Entries taken from a collection:
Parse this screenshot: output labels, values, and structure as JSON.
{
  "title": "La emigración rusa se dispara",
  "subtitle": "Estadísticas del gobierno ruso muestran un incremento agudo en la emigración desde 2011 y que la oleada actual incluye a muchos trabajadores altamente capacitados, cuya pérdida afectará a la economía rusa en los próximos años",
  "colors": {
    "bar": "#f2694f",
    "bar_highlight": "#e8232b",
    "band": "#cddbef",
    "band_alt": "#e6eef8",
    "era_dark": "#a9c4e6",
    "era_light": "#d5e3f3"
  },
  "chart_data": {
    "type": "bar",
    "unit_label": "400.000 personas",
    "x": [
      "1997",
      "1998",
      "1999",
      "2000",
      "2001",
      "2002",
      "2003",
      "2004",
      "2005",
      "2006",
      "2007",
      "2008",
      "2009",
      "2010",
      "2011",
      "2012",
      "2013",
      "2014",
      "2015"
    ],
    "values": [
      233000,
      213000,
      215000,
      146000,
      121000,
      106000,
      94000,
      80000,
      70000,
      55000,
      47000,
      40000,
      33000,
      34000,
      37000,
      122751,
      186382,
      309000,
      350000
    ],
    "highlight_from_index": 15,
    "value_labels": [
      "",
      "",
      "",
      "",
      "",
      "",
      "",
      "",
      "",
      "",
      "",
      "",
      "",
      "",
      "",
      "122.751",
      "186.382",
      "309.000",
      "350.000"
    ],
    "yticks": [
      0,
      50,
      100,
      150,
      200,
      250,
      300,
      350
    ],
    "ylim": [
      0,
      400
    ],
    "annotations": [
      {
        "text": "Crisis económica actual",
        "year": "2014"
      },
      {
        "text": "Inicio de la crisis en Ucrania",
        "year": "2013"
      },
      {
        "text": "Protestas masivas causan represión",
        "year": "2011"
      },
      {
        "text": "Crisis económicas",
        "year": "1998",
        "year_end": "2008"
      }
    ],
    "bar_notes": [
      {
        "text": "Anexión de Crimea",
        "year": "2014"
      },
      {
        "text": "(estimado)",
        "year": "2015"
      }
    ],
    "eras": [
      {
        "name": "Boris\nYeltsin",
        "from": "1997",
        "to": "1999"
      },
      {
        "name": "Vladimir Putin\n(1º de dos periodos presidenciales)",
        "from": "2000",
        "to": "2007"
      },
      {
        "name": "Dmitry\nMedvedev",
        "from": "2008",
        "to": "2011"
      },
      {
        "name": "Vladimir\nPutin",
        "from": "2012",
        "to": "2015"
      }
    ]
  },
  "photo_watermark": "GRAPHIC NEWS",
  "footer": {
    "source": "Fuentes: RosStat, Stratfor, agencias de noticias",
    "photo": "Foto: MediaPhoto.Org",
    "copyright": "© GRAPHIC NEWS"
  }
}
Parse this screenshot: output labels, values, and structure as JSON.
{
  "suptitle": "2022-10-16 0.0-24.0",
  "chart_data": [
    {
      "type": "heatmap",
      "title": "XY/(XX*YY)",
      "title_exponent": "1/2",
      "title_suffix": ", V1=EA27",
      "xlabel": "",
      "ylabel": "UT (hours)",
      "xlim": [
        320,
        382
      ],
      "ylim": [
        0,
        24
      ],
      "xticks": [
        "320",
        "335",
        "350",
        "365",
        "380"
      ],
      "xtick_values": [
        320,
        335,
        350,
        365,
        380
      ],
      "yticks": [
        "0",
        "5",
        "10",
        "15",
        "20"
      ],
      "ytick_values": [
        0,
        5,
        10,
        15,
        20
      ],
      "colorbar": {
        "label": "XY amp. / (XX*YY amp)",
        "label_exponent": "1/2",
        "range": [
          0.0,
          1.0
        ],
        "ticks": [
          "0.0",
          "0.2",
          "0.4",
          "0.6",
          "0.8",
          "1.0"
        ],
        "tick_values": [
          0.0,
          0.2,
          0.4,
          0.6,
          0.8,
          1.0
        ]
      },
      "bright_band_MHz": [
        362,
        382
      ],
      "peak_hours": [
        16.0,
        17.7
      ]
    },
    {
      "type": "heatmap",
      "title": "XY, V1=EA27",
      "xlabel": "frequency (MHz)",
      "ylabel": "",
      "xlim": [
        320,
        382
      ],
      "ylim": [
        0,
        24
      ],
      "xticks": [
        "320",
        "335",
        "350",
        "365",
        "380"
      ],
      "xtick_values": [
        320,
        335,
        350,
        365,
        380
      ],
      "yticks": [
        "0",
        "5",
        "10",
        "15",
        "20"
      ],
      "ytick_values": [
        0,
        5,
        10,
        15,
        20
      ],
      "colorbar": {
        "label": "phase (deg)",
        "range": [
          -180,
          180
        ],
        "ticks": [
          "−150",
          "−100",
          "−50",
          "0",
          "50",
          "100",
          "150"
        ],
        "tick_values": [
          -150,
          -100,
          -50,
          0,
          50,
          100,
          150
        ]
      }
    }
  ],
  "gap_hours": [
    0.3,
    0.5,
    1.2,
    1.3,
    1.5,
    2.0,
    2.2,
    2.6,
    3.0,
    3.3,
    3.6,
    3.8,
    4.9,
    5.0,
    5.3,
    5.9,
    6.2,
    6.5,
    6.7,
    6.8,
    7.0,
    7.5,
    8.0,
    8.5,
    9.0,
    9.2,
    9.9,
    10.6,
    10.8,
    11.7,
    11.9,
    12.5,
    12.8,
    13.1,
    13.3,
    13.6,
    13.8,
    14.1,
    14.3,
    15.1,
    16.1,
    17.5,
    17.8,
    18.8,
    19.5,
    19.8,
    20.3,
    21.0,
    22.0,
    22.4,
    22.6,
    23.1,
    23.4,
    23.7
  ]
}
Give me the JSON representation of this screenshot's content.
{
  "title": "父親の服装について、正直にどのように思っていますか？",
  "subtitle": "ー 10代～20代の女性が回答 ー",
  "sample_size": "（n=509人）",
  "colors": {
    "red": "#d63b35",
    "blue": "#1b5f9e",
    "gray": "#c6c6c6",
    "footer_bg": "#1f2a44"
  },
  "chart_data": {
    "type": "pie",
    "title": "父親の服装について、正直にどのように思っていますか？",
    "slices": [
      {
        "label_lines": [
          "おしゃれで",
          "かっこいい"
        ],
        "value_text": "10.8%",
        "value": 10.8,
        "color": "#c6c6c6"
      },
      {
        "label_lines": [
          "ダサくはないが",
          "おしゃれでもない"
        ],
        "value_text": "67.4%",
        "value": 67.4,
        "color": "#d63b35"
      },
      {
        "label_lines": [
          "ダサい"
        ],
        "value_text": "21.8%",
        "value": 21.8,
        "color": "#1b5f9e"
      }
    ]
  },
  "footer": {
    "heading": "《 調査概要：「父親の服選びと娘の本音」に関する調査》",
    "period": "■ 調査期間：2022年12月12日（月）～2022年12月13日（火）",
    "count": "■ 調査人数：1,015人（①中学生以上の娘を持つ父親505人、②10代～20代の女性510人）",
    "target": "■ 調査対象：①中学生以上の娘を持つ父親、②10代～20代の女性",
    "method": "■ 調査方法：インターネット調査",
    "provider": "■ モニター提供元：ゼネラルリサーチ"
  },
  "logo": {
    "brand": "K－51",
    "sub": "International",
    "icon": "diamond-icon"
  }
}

EXERCISE DESCRIPTION: Please repeat the material above, word for word and in full.

RESPONSE BELOW:
Parse this screenshot: output labels, values, and structure as JSON.
{
  "title": "La emigración rusa se dispara",
  "subtitle": "Estadísticas del gobierno ruso muestran un incremento agudo en la emigración desde 2011 y que la oleada actual incluye a muchos trabajadores altamente capacitados, cuya pérdida afectará a la economía rusa en los próximos años",
  "colors": {
    "bar": "#f2694f",
    "bar_highlight": "#e8232b",
    "band": "#cddbef",
    "band_alt": "#e6eef8",
    "era_dark": "#a9c4e6",
    "era_light": "#d5e3f3"
  },
  "chart_data": {
    "type": "bar",
    "unit_label": "400.000 personas",
    "x": [
      "1997",
      "1998",
      "1999",
      "2000",
      "2001",
      "2002",
      "2003",
      "2004",
      "2005",
      "2006",
      "2007",
      "2008",
      "2009",
      "2010",
      "2011",
      "2012",
      "2013",
      "2014",
      "2015"
    ],
    "values": [
      233000,
      213000,
      215000,
      146000,
      121000,
      106000,
      94000,
      80000,
      70000,
      55000,
      47000,
      40000,
      33000,
      34000,
      37000,
      122751,
      186382,
      309000,
      350000
    ],
    "highlight_from_index": 15,
    "value_labels": [
      "",
      "",
      "",
      "",
      "",
      "",
      "",
      "",
      "",
      "",
      "",
      "",
      "",
      "",
      "",
      "122.751",
      "186.382",
      "309.000",
      "350.000"
    ],
    "yticks": [
      0,
      50,
      100,
      150,
      200,
      250,
      300,
      350
    ],
    "ylim": [
      0,
      400
    ],
    "annotations": [
      {
        "text": "Crisis económica actual",
        "year": "2014"
      },
      {
        "text": "Inicio de la crisis en Ucrania",
        "year": "2013"
      },
      {
        "text": "Protestas masivas causan represión",
        "year": "2011"
      },
      {
        "text": "Crisis económicas",
        "year": "1998",
        "year_end": "2008"
      }
    ],
    "bar_notes": [
      {
        "text": "Anexión de Crimea",
        "year": "2014"
      },
      {
        "text": "(estimado)",
        "year": "2015"
      }
    ],
    "eras": [
      {
        "name": "Boris\nYeltsin",
        "from": "1997",
        "to": "1999"
      },
      {
        "name": "Vladimir Putin\n(1º de dos periodos presidenciales)",
        "from": "2000",
        "to": "2007"
      },
      {
        "name": "Dmitry\nMedvedev",
        "from": "2008",
        "to": "2011"
      },
      {
        "name": "Vladimir\nPutin",
        "from": "2012",
        "to": "2015"
      }
    ]
  },
  "photo_watermark": "GRAPHIC NEWS",
  "footer": {
    "source": "Fuentes: RosStat, Stratfor, agencias de noticias",
    "photo": "Foto: MediaPhoto.Org",
    "copyright": "© GRAPHIC NEWS"
  }
}
Parse this screenshot: output labels, values, and structure as JSON.
{
  "suptitle": "2022-10-16 0.0-24.0",
  "chart_data": [
    {
      "type": "heatmap",
      "title": "XY/(XX*YY)",
      "title_exponent": "1/2",
      "title_suffix": ", V1=EA27",
      "xlabel": "",
      "ylabel": "UT (hours)",
      "xlim": [
        320,
        382
      ],
      "ylim": [
        0,
        24
      ],
      "xticks": [
        "320",
        "335",
        "350",
        "365",
        "380"
      ],
      "xtick_values": [
        320,
        335,
        350,
        365,
        380
      ],
      "yticks": [
        "0",
        "5",
        "10",
        "15",
        "20"
      ],
      "ytick_values": [
        0,
        5,
        10,
        15,
        20
      ],
      "colorbar": {
        "label": "XY amp. / (XX*YY amp)",
        "label_exponent": "1/2",
        "range": [
          0.0,
          1.0
        ],
        "ticks": [
          "0.0",
          "0.2",
          "0.4",
          "0.6",
          "0.8",
          "1.0"
        ],
        "tick_values": [
          0.0,
          0.2,
          0.4,
          0.6,
          0.8,
          1.0
        ]
      },
      "bright_band_MHz": [
        362,
        382
      ],
      "peak_hours": [
        16.0,
        17.7
      ]
    },
    {
      "type": "heatmap",
      "title": "XY, V1=EA27",
      "xlabel": "frequency (MHz)",
      "ylabel": "",
      "xlim": [
        320,
        382
      ],
      "ylim": [
        0,
        24
      ],
      "xticks": [
        "320",
        "335",
        "350",
        "365",
        "380"
      ],
      "xtick_values": [
        320,
        335,
        350,
        365,
        380
      ],
      "yticks": [
        "0",
        "5",
        "10",
        "15",
        "20"
      ],
      "ytick_values": [
        0,
        5,
        10,
        15,
        20
      ],
      "colorbar": {
        "label": "phase (deg)",
        "range": [
          -180,
          180
        ],
        "ticks": [
          "−150",
          "−100",
          "−50",
          "0",
          "50",
          "100",
          "150"
        ],
        "tick_values": [
          -150,
          -100,
          -50,
          0,
          50,
          100,
          150
        ]
      }
    }
  ],
  "gap_hours": [
    0.3,
    0.5,
    1.2,
    1.3,
    1.5,
    2.0,
    2.2,
    2.6,
    3.0,
    3.3,
    3.6,
    3.8,
    4.9,
    5.0,
    5.3,
    5.9,
    6.2,
    6.5,
    6.7,
    6.8,
    7.0,
    7.5,
    8.0,
    8.5,
    9.0,
    9.2,
    9.9,
    10.6,
    10.8,
    11.7,
    11.9,
    12.5,
    12.8,
    13.1,
    13.3,
    13.6,
    13.8,
    14.1,
    14.3,
    15.1,
    16.1,
    17.5,
    17.8,
    18.8,
    19.5,
    19.8,
    20.3,
    21.0,
    22.0,
    22.4,
    22.6,
    23.1,
    23.4,
    23.7
  ]
}
Give me the JSON representation of this screenshot's content.
{
  "title": "父親の服装について、正直にどのように思っていますか？",
  "subtitle": "ー 10代～20代の女性が回答 ー",
  "sample_size": "（n=509人）",
  "colors": {
    "red": "#d63b35",
    "blue": "#1b5f9e",
    "gray": "#c6c6c6",
    "footer_bg": "#1f2a44"
  },
  "chart_data": {
    "type": "pie",
    "title": "父親の服装について、正直にどのように思っていますか？",
    "slices": [
      {
        "label_lines": [
          "おしゃれで",
          "かっこいい"
        ],
        "value_text": "10.8%",
        "value": 10.8,
        "color": "#c6c6c6"
      },
      {
        "label_lines": [
          "ダサくはないが",
          "おしゃれでもない"
        ],
        "value_text": "67.4%",
        "value": 67.4,
        "color": "#d63b35"
      },
      {
        "label_lines": [
          "ダサい"
        ],
        "value_text": "21.8%",
        "value": 21.8,
        "color": "#1b5f9e"
      }
    ]
  },
  "footer": {
    "heading": "《 調査概要：「父親の服選びと娘の本音」に関する調査》",
    "period": "■ 調査期間：2022年12月12日（月）～2022年12月13日（火）",
    "count": "■ 調査人数：1,015人（①中学生以上の娘を持つ父親505人、②10代～20代の女性510人）",
    "target": "■ 調査対象：①中学生以上の娘を持つ父親、②10代～20代の女性",
    "method": "■ 調査方法：インターネット調査",
    "provider": "■ モニター提供元：ゼネラルリサーチ"
  },
  "logo": {
    "brand": "K－51",
    "sub": "International",
    "icon": "diamond-icon"
  }
}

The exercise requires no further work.